Your objective:
Pick out the lines below with "Provincia" and list them.

-- Begin Entries supplied --

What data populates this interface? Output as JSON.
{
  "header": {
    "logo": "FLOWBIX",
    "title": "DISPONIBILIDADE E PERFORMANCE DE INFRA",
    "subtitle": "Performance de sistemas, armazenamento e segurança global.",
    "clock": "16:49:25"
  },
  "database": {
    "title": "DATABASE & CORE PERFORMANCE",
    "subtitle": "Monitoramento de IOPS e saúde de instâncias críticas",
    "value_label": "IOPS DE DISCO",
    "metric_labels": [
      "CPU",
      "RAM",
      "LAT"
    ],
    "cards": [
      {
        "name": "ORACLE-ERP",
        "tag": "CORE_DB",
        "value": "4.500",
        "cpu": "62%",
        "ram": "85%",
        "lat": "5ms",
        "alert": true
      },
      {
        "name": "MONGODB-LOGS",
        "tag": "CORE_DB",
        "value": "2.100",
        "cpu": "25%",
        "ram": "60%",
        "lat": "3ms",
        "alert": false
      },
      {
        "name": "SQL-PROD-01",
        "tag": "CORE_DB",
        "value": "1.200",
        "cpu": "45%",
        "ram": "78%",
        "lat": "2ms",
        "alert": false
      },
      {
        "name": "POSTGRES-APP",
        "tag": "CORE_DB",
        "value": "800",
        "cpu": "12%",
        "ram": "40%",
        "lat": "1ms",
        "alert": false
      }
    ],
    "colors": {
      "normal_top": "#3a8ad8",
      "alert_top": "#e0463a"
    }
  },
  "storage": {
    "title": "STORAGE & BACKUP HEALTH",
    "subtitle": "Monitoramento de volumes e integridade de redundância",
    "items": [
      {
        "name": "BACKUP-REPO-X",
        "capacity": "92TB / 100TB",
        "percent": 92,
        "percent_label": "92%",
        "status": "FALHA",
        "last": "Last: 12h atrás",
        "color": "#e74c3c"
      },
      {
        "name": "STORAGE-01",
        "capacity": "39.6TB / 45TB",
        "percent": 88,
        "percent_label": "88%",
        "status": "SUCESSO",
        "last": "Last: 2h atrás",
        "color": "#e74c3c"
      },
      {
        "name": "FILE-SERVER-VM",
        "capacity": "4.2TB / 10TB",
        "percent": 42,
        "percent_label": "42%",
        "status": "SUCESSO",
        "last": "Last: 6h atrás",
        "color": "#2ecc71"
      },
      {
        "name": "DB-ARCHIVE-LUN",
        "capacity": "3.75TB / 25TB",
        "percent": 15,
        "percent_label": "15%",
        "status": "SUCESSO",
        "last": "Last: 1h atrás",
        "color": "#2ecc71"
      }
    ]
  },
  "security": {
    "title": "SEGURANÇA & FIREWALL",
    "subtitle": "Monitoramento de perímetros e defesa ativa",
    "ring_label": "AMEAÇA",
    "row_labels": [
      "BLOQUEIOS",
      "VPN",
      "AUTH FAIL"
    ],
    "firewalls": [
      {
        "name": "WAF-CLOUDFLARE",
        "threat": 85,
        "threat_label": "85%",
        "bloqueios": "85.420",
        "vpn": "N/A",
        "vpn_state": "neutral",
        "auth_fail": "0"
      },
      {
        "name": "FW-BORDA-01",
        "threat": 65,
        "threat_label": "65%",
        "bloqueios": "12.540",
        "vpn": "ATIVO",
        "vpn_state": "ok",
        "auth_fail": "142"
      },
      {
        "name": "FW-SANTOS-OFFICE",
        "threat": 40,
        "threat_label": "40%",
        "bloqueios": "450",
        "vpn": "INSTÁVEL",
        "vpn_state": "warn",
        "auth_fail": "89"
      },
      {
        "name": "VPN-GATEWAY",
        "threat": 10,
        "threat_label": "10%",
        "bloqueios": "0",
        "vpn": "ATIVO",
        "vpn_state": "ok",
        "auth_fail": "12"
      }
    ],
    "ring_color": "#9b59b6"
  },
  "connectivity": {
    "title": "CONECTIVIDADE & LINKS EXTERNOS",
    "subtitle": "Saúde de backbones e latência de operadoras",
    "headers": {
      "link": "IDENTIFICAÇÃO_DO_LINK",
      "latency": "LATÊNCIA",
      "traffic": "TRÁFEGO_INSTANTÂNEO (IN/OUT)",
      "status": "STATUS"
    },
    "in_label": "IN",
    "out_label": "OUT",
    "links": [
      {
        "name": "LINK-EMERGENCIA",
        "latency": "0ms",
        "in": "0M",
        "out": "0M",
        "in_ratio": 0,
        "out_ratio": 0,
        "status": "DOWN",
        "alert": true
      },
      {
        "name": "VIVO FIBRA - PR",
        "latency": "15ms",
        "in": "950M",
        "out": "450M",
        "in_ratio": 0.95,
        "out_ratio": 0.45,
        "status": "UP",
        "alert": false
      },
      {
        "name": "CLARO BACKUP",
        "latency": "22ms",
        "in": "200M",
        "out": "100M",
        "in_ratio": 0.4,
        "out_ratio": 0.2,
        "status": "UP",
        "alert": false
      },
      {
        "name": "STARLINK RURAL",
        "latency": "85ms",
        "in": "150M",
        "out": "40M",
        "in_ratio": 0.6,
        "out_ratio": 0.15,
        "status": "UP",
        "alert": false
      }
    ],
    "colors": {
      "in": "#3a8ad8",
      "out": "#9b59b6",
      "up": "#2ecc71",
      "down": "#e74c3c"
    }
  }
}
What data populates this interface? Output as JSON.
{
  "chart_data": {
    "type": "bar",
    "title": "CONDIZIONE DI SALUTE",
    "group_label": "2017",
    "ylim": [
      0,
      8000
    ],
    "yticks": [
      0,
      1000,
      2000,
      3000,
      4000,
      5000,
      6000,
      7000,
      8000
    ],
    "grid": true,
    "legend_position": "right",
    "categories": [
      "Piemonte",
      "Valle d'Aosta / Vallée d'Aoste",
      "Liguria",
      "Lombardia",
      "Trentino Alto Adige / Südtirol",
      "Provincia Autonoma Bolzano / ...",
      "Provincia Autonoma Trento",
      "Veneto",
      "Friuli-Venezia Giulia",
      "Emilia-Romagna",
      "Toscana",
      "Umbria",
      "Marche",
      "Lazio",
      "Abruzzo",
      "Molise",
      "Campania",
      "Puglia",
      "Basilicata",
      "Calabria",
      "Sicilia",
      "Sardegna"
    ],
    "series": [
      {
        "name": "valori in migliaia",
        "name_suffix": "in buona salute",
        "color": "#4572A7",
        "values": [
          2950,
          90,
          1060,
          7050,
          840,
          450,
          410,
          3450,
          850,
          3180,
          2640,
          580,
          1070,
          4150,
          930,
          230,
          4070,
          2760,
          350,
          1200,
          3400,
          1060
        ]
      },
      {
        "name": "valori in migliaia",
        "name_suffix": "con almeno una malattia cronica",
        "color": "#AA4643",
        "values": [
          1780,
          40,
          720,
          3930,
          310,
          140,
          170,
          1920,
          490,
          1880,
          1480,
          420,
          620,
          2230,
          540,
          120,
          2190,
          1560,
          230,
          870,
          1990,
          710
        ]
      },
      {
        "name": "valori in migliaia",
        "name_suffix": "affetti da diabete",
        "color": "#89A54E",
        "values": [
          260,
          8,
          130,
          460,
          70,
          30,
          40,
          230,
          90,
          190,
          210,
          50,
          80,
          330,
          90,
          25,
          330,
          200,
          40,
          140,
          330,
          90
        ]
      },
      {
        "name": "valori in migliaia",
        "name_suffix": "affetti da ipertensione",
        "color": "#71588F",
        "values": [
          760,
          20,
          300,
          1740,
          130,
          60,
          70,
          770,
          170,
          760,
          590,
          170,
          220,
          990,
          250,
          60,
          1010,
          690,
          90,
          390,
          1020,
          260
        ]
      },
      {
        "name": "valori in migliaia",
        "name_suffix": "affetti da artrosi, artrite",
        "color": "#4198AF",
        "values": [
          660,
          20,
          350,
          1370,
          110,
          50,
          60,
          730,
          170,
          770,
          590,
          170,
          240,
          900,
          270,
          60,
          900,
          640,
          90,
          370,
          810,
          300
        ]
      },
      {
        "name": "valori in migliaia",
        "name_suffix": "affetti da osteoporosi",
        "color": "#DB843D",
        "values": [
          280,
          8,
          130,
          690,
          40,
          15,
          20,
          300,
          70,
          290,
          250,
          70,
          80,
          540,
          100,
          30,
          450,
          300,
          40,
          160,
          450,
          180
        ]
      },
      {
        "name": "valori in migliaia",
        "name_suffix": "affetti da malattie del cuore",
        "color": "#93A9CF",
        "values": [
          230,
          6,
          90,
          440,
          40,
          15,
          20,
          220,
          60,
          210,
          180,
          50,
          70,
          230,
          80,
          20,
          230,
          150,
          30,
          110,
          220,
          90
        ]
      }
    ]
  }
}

-- End Entries supplied --

Task result:
      "Provincia Autonoma Bolzano / ...",
      "Provincia Autonoma Trento",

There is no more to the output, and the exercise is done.